[Collected data entries]
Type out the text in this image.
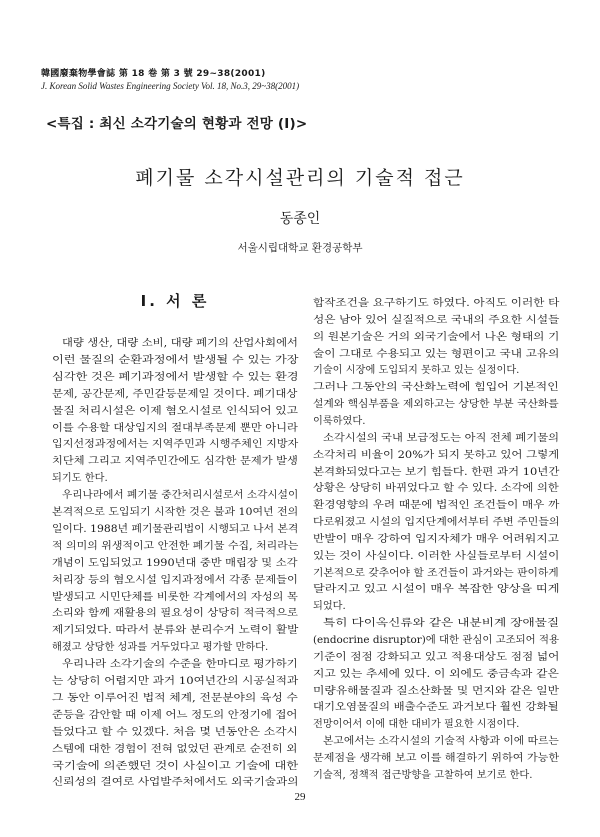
韓國廢棄物學會誌 第 18 卷 第 3 號 29~38(2001)
J. Korean Solid Wastes Engineering Society Vol. 18, No.3, 29~38(2001)
<특집 : 최신 소각기술의 현황과 전망 (Ⅰ)>
폐기물 소각시설관리의 기술적 접근
동종인
서울시립대학교 환경공학부
Ⅰ. 서 론
대량 생산, 대량 소비, 대량 폐기의 산업사회에서
이런 물질의 순환과정에서 발생될 수 있는 가장
심각한 것은 폐기과정에서 발생할 수 있는 환경
문제, 공간문제, 주민갈등문제일 것이다. 폐기대상
물질 처리시설은 이제 혐오시설로 인식되어 있고
이를 수용할 대상입지의 절대부족문제 뿐만 아니라
입지선정과정에서는 지역주민과 시행주체인 지방자
치단체 그리고 지역주민간에도 심각한 문제가 발생
되기도 한다.
우리나라에서 폐기물 중간처리시설로서 소각시설이
본격적으로 도입되기 시작한 것은 불과 10여년 전의
일이다. 1988년 폐기물관리법이 시행되고 나서 본격
적 의미의 위생적이고 안전한 폐기물 수집, 처리라는
개념이 도입되었고 1990년대 중반 매립장 및 소각
처리장 등의 혐오시설 입지과정에서 각종 문제들이
발생되고 시민단체를 비롯한 각계에서의 자성의 목
소리와 함께 재활용의 필요성이 상당히 적극적으로
제기되었다. 따라서 분류와 분리수거 노력이 활발
해졌고 상당한 성과를 거두었다고 평가할 만하다.
우리나라 소각기술의 수준을 한마디로 평가하기
는 상당히 어렵지만 과거 10여년간의 시공실적과
그 동안 이루어진 법적 체계, 전문분야의 육성 수
준등을 감안할 때 이제 어느 정도의 안정기에 접어
들었다고 할 수 있겠다. 처음 몇 년동안은 소각시
스템에 대한 경험이 전혀 없었던 관계로 순전히 외
국기술에 의존했던 것이 사실이고 기술에 대한
신뢰성의 결여로 사업발주처에서도 외국기술과의
합작조건을 요구하기도 하였다. 아직도 이러한 타
성은 남아 있어 실질적으로 국내의 주요한 시설들
의 원본기술은 거의 외국기술에서 나온 형태의 기
술이 그대로 수용되고 있는 형편이고 국내 고유의
기술이 시장에 도입되지 못하고 있는 실정이다.
그러나 그동안의 국산화노력에 힘입어 기본적인
설계와 핵심부품을 제외하고는 상당한 부분 국산화를
이룩하였다.
소각시설의 국내 보급정도는 아직 전체 폐기물의
소각처리 비율이 20%가 되지 못하고 있어 그렇게
본격화되었다고는 보기 힘들다. 한편 과거 10년간
상황은 상당히 바뀌었다고 할 수 있다. 소각에 의한
환경영향의 우려 때문에 법적인 조건들이 매우 까
다로워졌고 시설의 입지단계에서부터 주변 주민들의
반발이 매우 강하여 입지자체가 매우 어려워지고
있는 것이 사실이다. 이러한 사실들로부터 시설이
기본적으로 갖추어야 할 조건들이 과거와는 판이하게
달라지고 있고 시설이 매우 복잡한 양상을 띠게
되었다.
특히 다이옥신류와 같은 내분비계 장애물질
(endocrine disruptor)에 대한 관심이 고조되어 적용
기준이 점점 강화되고 있고 적용대상도 점점 넓어
지고 있는 추세에 있다. 이 외에도 중금속과 같은
미량유해물질과 질소산화물 및 먼지와 같은 일반
대기오염물질의 배출수준도 과거보다 훨씬 강화될
전망이어서 이에 대한 대비가 필요한 시점이다.
본고에서는 소각시설의 기술적 사항과 이에 따르는
문제점을 생각해 보고 이를 해결하기 위하여 가능한
기술적, 정책적 접근방향을 고찰하여 보기로 한다.
29
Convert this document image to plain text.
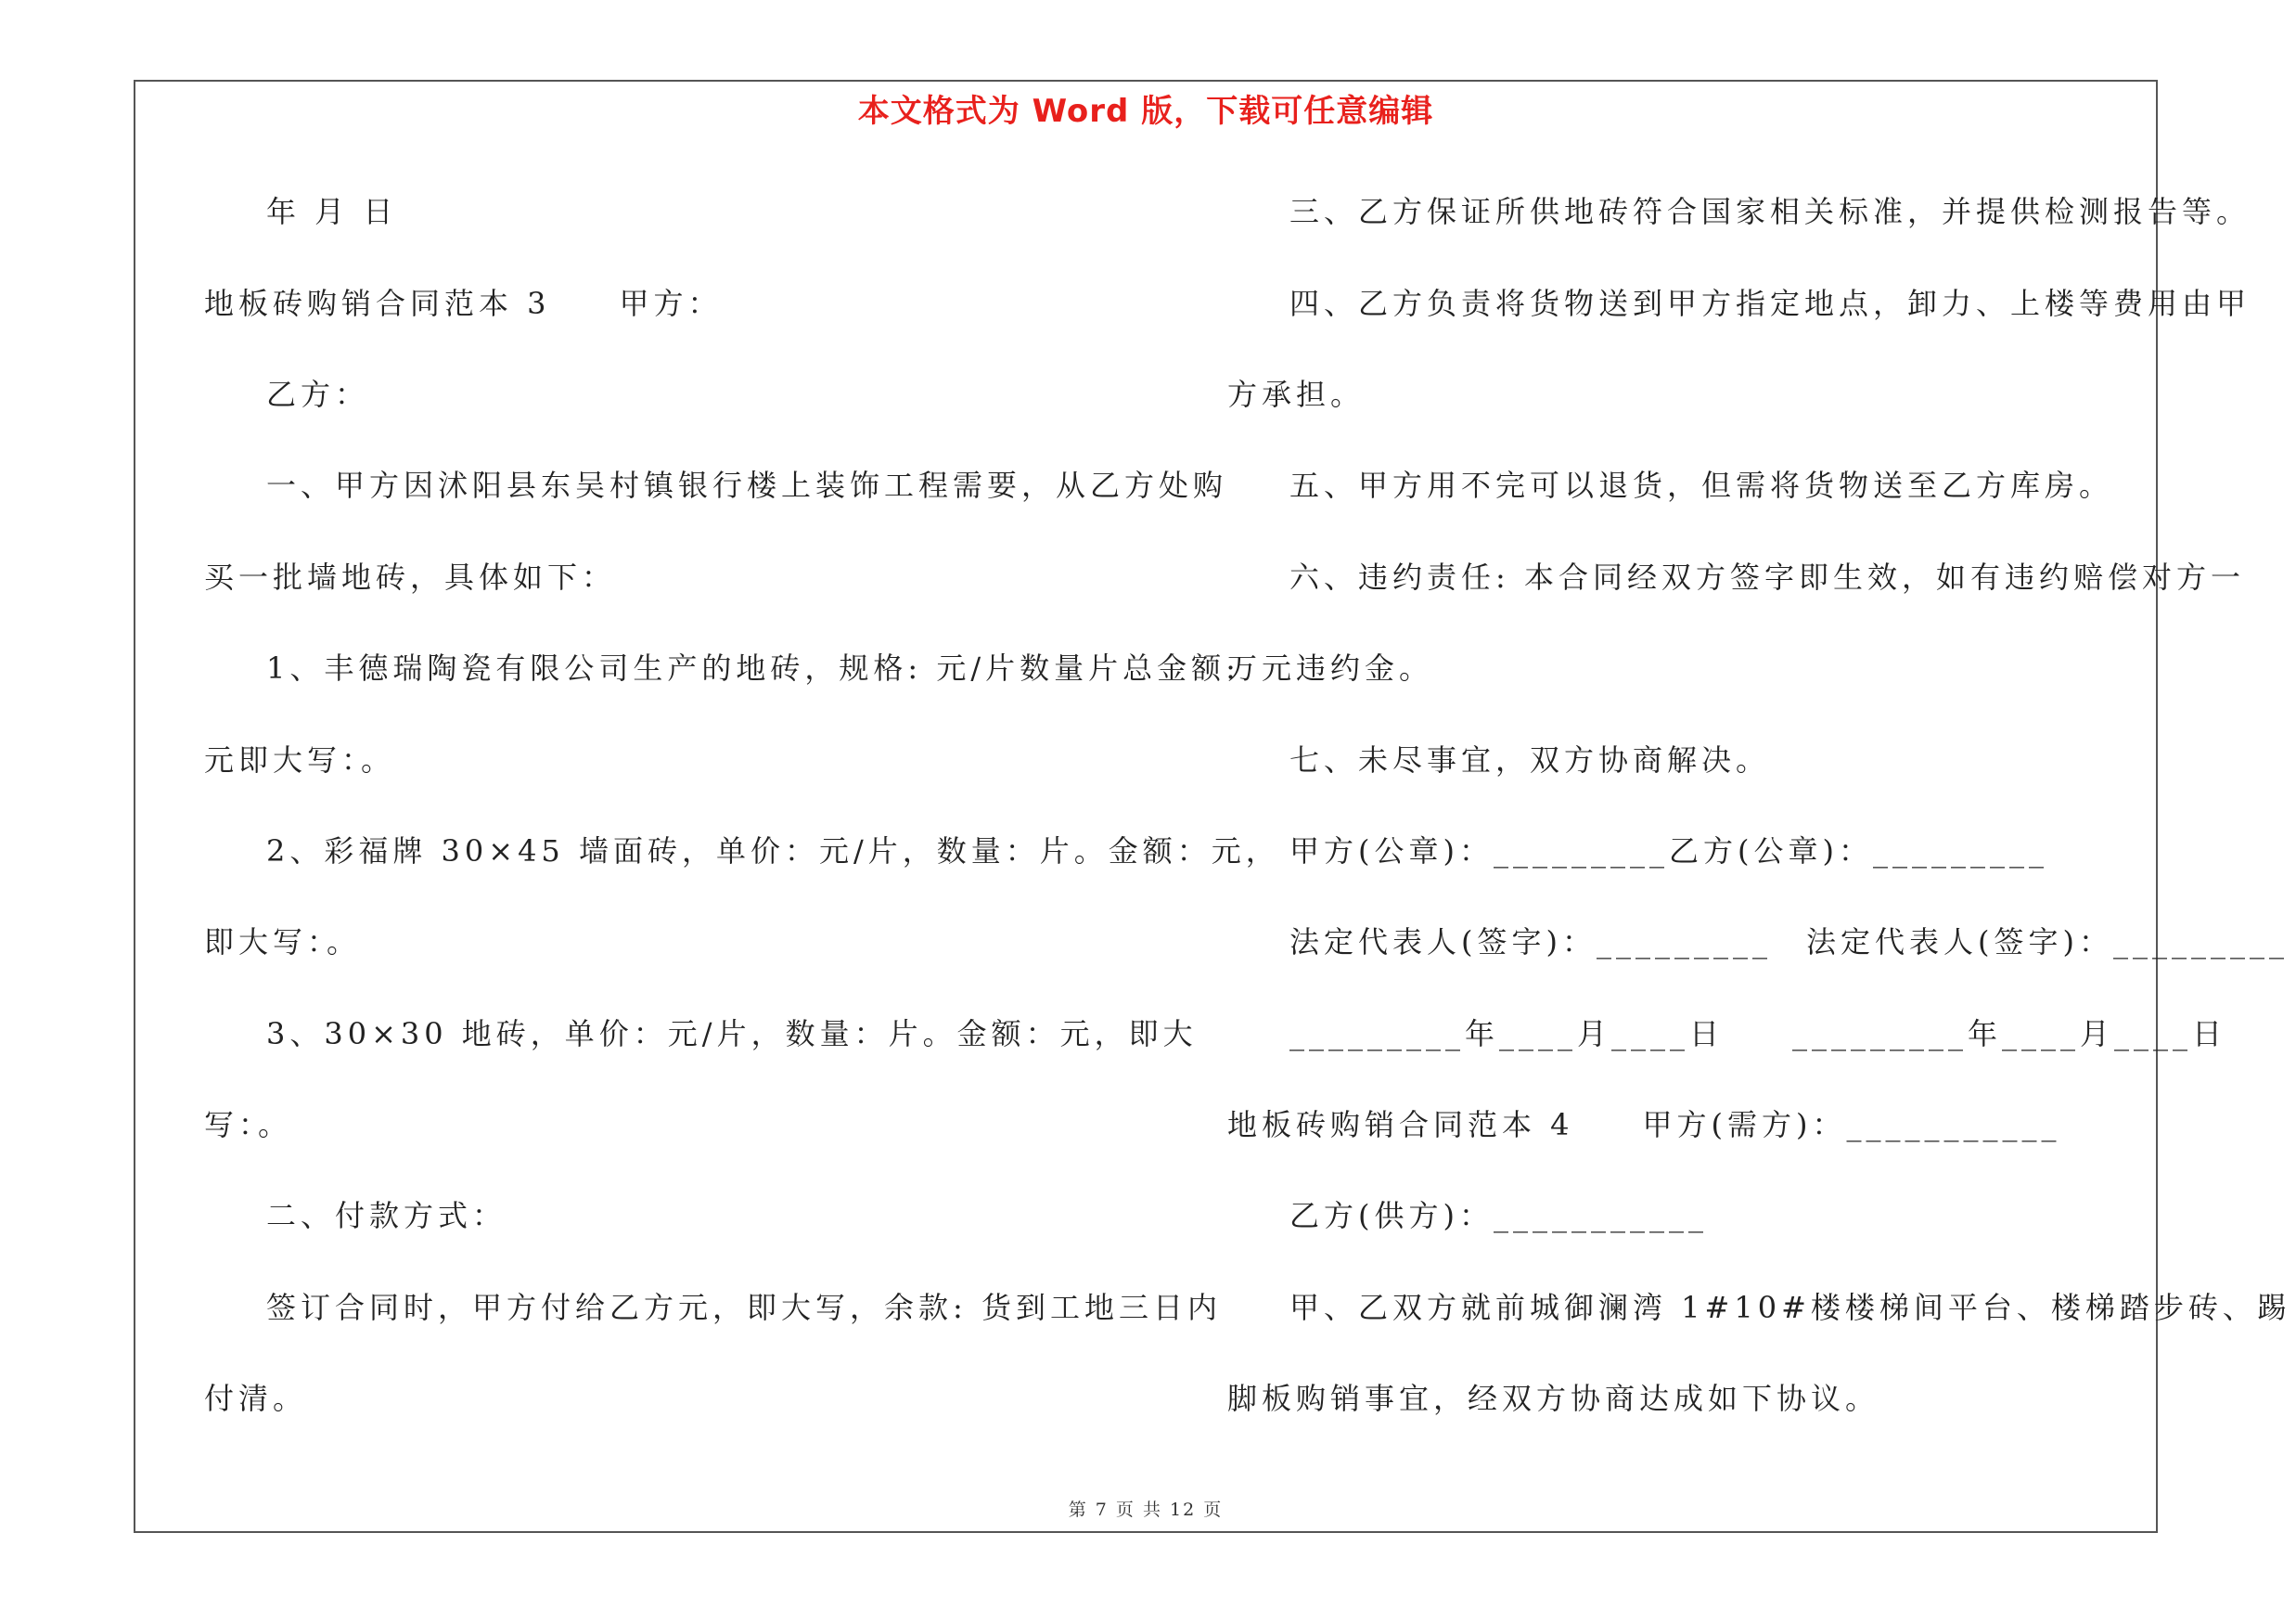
本文格式为 Word 版，下载可任意编辑
年 月 日
地板砖购销合同范本 3　　甲方：
乙方：
一、甲方因沭阳县东吴村镇银行楼上装饰工程需要，从乙方处购
买一批墙地砖，具体如下：
1、丰德瑞陶瓷有限公司生产的地砖，规格: 元/片数量片总金额:
元即大写：。
2、彩福牌 30×45 墙面砖，单价：元/片，数量：片。金额：元，
即大写：。
3、30×30 地砖，单价：元/片，数量：片。金额：元，即大
写：。
二、付款方式：
签订合同时，甲方付给乙方元，即大写，余款: 货到工地三日内
付清。
三、乙方保证所供地砖符合国家相关标准，并提供检测报告等。
四、乙方负责将货物送到甲方指定地点，卸力、上楼等费用由甲
方承担。
五、甲方用不完可以退货，但需将货物送至乙方库房。
六、违约责任: 本合同经双方签字即生效，如有违约赔偿对方一
万元违约金。
七、未尽事宜，双方协商解决。
甲方(公章)：_________乙方(公章)：_________
法定代表人(签字)：_________　法定代表人(签字)：_________
_________年____月____日　　_________年____月____日
地板砖购销合同范本 4　　甲方(需方)：___________
乙方(供方)：___________
甲、乙双方就前城御澜湾 1#10#楼楼梯间平台、楼梯踏步砖、踢
脚板购销事宜，经双方协商达成如下协议。
第 7 页 共 12 页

### WHAT IS EXPECTED
Write out the lines of the listing from the one that holds "Convert this document image to plain text." to the very last line, both included, exactly as they appear and without any pictures.

### OUTPUT OF THE TASK
Convert this document image to plain text.
本文格式为 Word 版，下载可任意编辑
年 月 日
地板砖购销合同范本 3　　甲方：
乙方：
一、甲方因沭阳县东吴村镇银行楼上装饰工程需要，从乙方处购
买一批墙地砖，具体如下：
1、丰德瑞陶瓷有限公司生产的地砖，规格: 元/片数量片总金额:
元即大写：。
2、彩福牌 30×45 墙面砖，单价：元/片，数量：片。金额：元，
即大写：。
3、30×30 地砖，单价：元/片，数量：片。金额：元，即大
写：。
二、付款方式：
签订合同时，甲方付给乙方元，即大写，余款: 货到工地三日内
付清。
三、乙方保证所供地砖符合国家相关标准，并提供检测报告等。
四、乙方负责将货物送到甲方指定地点，卸力、上楼等费用由甲
方承担。
五、甲方用不完可以退货，但需将货物送至乙方库房。
六、违约责任: 本合同经双方签字即生效，如有违约赔偿对方一
万元违约金。
七、未尽事宜，双方协商解决。
甲方(公章)：_________乙方(公章)：_________
法定代表人(签字)：_________　法定代表人(签字)：_________
_________年____月____日　　_________年____月____日
地板砖购销合同范本 4　　甲方(需方)：___________
乙方(供方)：___________
甲、乙双方就前城御澜湾 1#10#楼楼梯间平台、楼梯踏步砖、踢
脚板购销事宜，经双方协商达成如下协议。
第 7 页 共 12 页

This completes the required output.